Dataset excerpts »
——————————

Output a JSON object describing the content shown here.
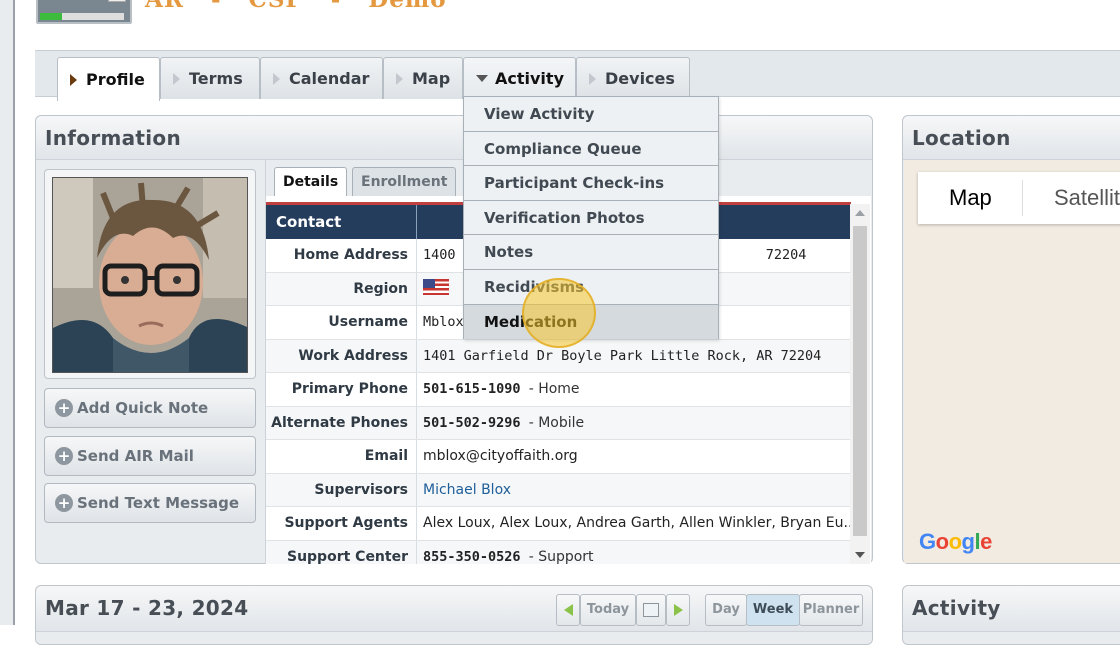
{
  "app": {
    "title": "AR - CSP - Demo"
  },
  "tabs": [
    {
      "label": "Profile"
    },
    {
      "label": "Terms"
    },
    {
      "label": "Calendar"
    },
    {
      "label": "Map"
    },
    {
      "label": "Activity"
    },
    {
      "label": "Devices"
    }
  ],
  "activity_menu": [
    "View Activity",
    "Compliance Queue",
    "Participant Check-ins",
    "Verification Photos",
    "Notes",
    "Recidivisms",
    "Medication"
  ],
  "information": {
    "title": "Information",
    "actions": {
      "quick_note": "Add Quick Note",
      "air_mail": "Send AIR Mail",
      "text_message": "Send Text Message"
    },
    "subtabs": {
      "details": "Details",
      "enrollment": "Enrollment"
    },
    "contact_header": "Contact",
    "rows": {
      "home_address_label": "Home Address",
      "home_address_start": "1400",
      "home_address_end": "72204",
      "region_label": "Region",
      "username_label": "Username",
      "username_value": "Mblox",
      "work_address_label": "Work Address",
      "work_address_value": "1401 Garfield Dr Boyle Park Little Rock, AR 72204",
      "primary_phone_label": "Primary Phone",
      "primary_phone_number": "501-615-1090",
      "primary_phone_type": "- Home",
      "alternate_phones_label": "Alternate Phones",
      "alternate_phone_number": "501-502-9296",
      "alternate_phone_type": "- Mobile",
      "email_label": "Email",
      "email_value": "mblox@cityoffaith.org",
      "supervisors_label": "Supervisors",
      "supervisors_value": "Michael Blox",
      "support_agents_label": "Support Agents",
      "support_agents_value": "Alex Loux, Alex Loux, Andrea Garth, Allen Winkler, Bryan Eu...",
      "support_center_label": "Support Center",
      "support_center_number": "855-350-0526",
      "support_center_type": "- Support"
    }
  },
  "location": {
    "title": "Location",
    "map_btn": "Map",
    "satellite_btn": "Satellite",
    "google_logo": "Google"
  },
  "calendar": {
    "range": "Mar 17 - 23, 2024",
    "today": "Today",
    "day": "Day",
    "week": "Week",
    "planner": "Planner"
  },
  "activity_panel": {
    "title": "Activity"
  },
  "colors": {
    "brand": "#e4983f",
    "contact_header": "#253d5c",
    "link": "#1f5f9a",
    "cursor_highlight": "#f6c62d"
  }
}
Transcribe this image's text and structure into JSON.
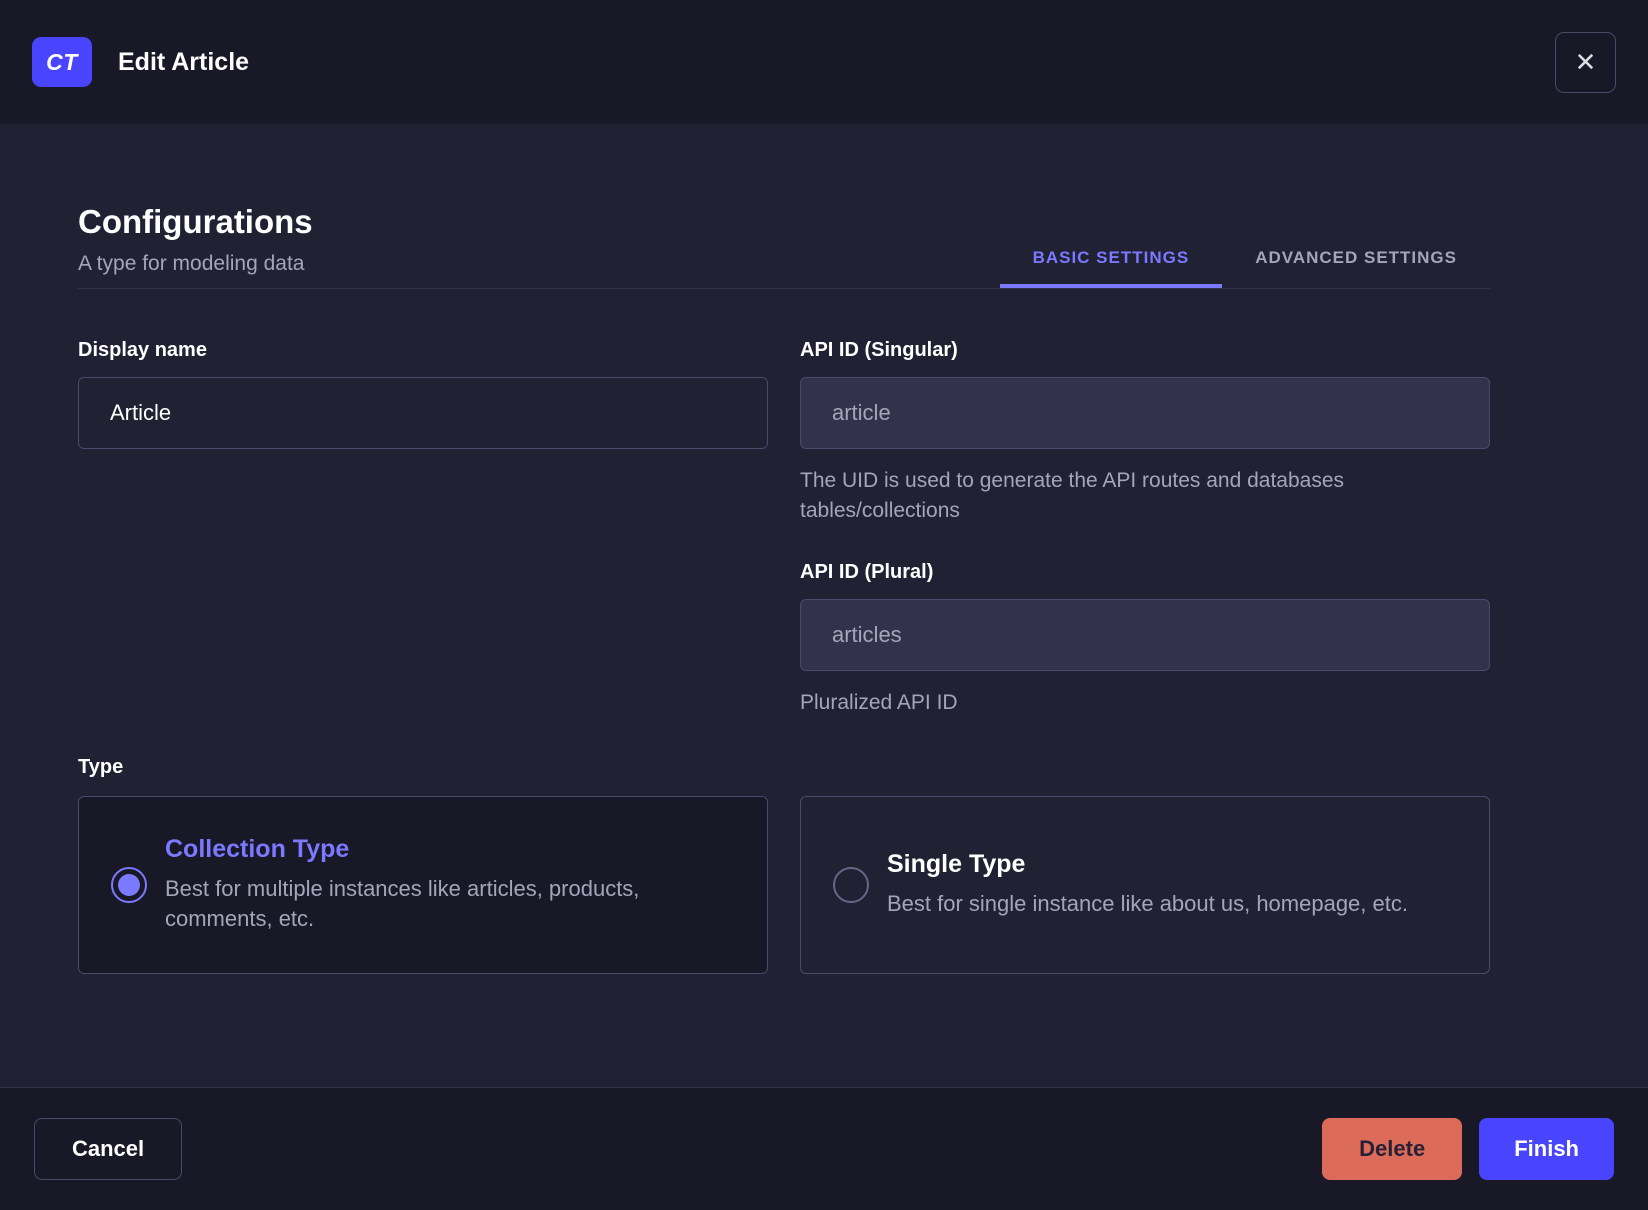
{
  "header": {
    "badge": "CT",
    "title": "Edit Article",
    "close_icon": "✕"
  },
  "main": {
    "title": "Configurations",
    "subtitle": "A type for modeling data",
    "tabs": [
      {
        "label": "BASIC SETTINGS",
        "active": true
      },
      {
        "label": "ADVANCED SETTINGS",
        "active": false
      }
    ],
    "fields": {
      "display_name": {
        "label": "Display name",
        "value": "Article"
      },
      "api_id_singular": {
        "label": "API ID (Singular)",
        "placeholder": "article",
        "hint": "The UID is used to generate the API routes and databases tables/collections"
      },
      "api_id_plural": {
        "label": "API ID (Plural)",
        "placeholder": "articles",
        "hint": "Pluralized API ID"
      }
    },
    "type_section": {
      "label": "Type",
      "options": [
        {
          "title": "Collection Type",
          "description": "Best for multiple instances like articles, products, comments, etc.",
          "selected": true
        },
        {
          "title": "Single Type",
          "description": "Best for single instance like about us, homepage, etc.",
          "selected": false
        }
      ]
    }
  },
  "footer": {
    "cancel_label": "Cancel",
    "delete_label": "Delete",
    "finish_label": "Finish"
  },
  "colors": {
    "primary": "#4945ff",
    "primary_light": "#7b79ff",
    "danger": "#dd6b5a",
    "bg_dark": "#181826",
    "bg_body": "#212134",
    "border": "#4a4a6a",
    "text_muted": "#a5a5ba"
  }
}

——————————

Problem details »
The records above must be echoed exactly, minus their pictures.

Response to the task »
Output a JSON object describing the content shown here.
{
  "app": {
    "title": "AR - CSP - Demo"
  },
  "tabs": [
    {
      "label": "Profile"
    },
    {
      "label": "Terms"
    },
    {
      "label": "Calendar"
    },
    {
      "label": "Map"
    },
    {
      "label": "Activity"
    },
    {
      "label": "Devices"
    }
  ],
  "activity_menu": [
    "View Activity",
    "Compliance Queue",
    "Participant Check-ins",
    "Verification Photos",
    "Notes",
    "Recidivisms",
    "Medication"
  ],
  "information": {
    "title": "Information",
    "actions": {
      "quick_note": "Add Quick Note",
      "air_mail": "Send AIR Mail",
      "text_message": "Send Text Message"
    },
    "subtabs": {
      "details": "Details",
      "enrollment": "Enrollment"
    },
    "contact_header": "Contact",
    "rows": {
      "home_address_label": "Home Address",
      "home_address_start": "1400",
      "home_address_end": "72204",
      "region_label": "Region",
      "username_label": "Username",
      "username_value": "Mblox",
      "work_address_label": "Work Address",
      "work_address_value": "1401 Garfield Dr Boyle Park Little Rock, AR 72204",
      "primary_phone_label": "Primary Phone",
      "primary_phone_number": "501-615-1090",
      "primary_phone_type": "- Home",
      "alternate_phones_label": "Alternate Phones",
      "alternate_phone_number": "501-502-9296",
      "alternate_phone_type": "- Mobile",
      "email_label": "Email",
      "email_value": "mblox@cityoffaith.org",
      "supervisors_label": "Supervisors",
      "supervisors_value": "Michael Blox",
      "support_agents_label": "Support Agents",
      "support_agents_value": "Alex Loux, Alex Loux, Andrea Garth, Allen Winkler, Bryan Eu...",
      "support_center_label": "Support Center",
      "support_center_number": "855-350-0526",
      "support_center_type": "- Support"
    }
  },
  "location": {
    "title": "Location",
    "map_btn": "Map",
    "satellite_btn": "Satellite",
    "google_logo": "Google"
  },
  "calendar": {
    "range": "Mar 17 - 23, 2024",
    "today": "Today",
    "day": "Day",
    "week": "Week",
    "planner": "Planner"
  },
  "activity_panel": {
    "title": "Activity"
  },
  "colors": {
    "brand": "#e4983f",
    "contact_header": "#253d5c",
    "link": "#1f5f9a",
    "cursor_highlight": "#f6c62d"
  }
}
Transcribe this image's text and structure into JSON.
{
  "header": {
    "badge": "CT",
    "title": "Edit Article",
    "close_icon": "✕"
  },
  "main": {
    "title": "Configurations",
    "subtitle": "A type for modeling data",
    "tabs": [
      {
        "label": "BASIC SETTINGS",
        "active": true
      },
      {
        "label": "ADVANCED SETTINGS",
        "active": false
      }
    ],
    "fields": {
      "display_name": {
        "label": "Display name",
        "value": "Article"
      },
      "api_id_singular": {
        "label": "API ID (Singular)",
        "placeholder": "article",
        "hint": "The UID is used to generate the API routes and databases tables/collections"
      },
      "api_id_plural": {
        "label": "API ID (Plural)",
        "placeholder": "articles",
        "hint": "Pluralized API ID"
      }
    },
    "type_section": {
      "label": "Type",
      "options": [
        {
          "title": "Collection Type",
          "description": "Best for multiple instances like articles, products, comments, etc.",
          "selected": true
        },
        {
          "title": "Single Type",
          "description": "Best for single instance like about us, homepage, etc.",
          "selected": false
        }
      ]
    }
  },
  "footer": {
    "cancel_label": "Cancel",
    "delete_label": "Delete",
    "finish_label": "Finish"
  },
  "colors": {
    "primary": "#4945ff",
    "primary_light": "#7b79ff",
    "danger": "#dd6b5a",
    "bg_dark": "#181826",
    "bg_body": "#212134",
    "border": "#4a4a6a",
    "text_muted": "#a5a5ba"
  }
}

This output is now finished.